** Begin **

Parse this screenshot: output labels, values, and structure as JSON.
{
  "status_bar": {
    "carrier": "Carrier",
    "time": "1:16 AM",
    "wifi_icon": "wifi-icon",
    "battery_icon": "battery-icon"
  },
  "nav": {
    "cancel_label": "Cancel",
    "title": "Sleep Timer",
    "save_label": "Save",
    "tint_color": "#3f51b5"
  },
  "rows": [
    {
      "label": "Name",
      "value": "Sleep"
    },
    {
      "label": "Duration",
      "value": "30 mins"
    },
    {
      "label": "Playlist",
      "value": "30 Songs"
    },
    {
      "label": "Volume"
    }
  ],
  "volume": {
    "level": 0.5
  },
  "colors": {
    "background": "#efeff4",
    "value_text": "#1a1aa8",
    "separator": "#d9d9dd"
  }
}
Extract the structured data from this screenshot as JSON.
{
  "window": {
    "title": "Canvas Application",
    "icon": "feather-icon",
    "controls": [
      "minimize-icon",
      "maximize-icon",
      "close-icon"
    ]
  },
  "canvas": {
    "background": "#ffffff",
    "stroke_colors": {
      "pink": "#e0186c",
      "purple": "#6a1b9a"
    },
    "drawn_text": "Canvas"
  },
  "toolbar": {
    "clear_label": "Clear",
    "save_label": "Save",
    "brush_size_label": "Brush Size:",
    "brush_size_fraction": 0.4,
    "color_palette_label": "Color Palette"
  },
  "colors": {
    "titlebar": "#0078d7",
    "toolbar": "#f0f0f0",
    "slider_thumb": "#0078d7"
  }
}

** End **

Each line above must be printed exactly as it appears.

Parse this screenshot: output labels, values, and structure as JSON.
{
  "status_bar": {
    "carrier": "Carrier",
    "time": "1:16 AM",
    "wifi_icon": "wifi-icon",
    "battery_icon": "battery-icon"
  },
  "nav": {
    "cancel_label": "Cancel",
    "title": "Sleep Timer",
    "save_label": "Save",
    "tint_color": "#3f51b5"
  },
  "rows": [
    {
      "label": "Name",
      "value": "Sleep"
    },
    {
      "label": "Duration",
      "value": "30 mins"
    },
    {
      "label": "Playlist",
      "value": "30 Songs"
    },
    {
      "label": "Volume"
    }
  ],
  "volume": {
    "level": 0.5
  },
  "colors": {
    "background": "#efeff4",
    "value_text": "#1a1aa8",
    "separator": "#d9d9dd"
  }
}
Extract the structured data from this screenshot as JSON.
{
  "window": {
    "title": "Canvas Application",
    "icon": "feather-icon",
    "controls": [
      "minimize-icon",
      "maximize-icon",
      "close-icon"
    ]
  },
  "canvas": {
    "background": "#ffffff",
    "stroke_colors": {
      "pink": "#e0186c",
      "purple": "#6a1b9a"
    },
    "drawn_text": "Canvas"
  },
  "toolbar": {
    "clear_label": "Clear",
    "save_label": "Save",
    "brush_size_label": "Brush Size:",
    "brush_size_fraction": 0.4,
    "color_palette_label": "Color Palette"
  },
  "colors": {
    "titlebar": "#0078d7",
    "toolbar": "#f0f0f0",
    "slider_thumb": "#0078d7"
  }
}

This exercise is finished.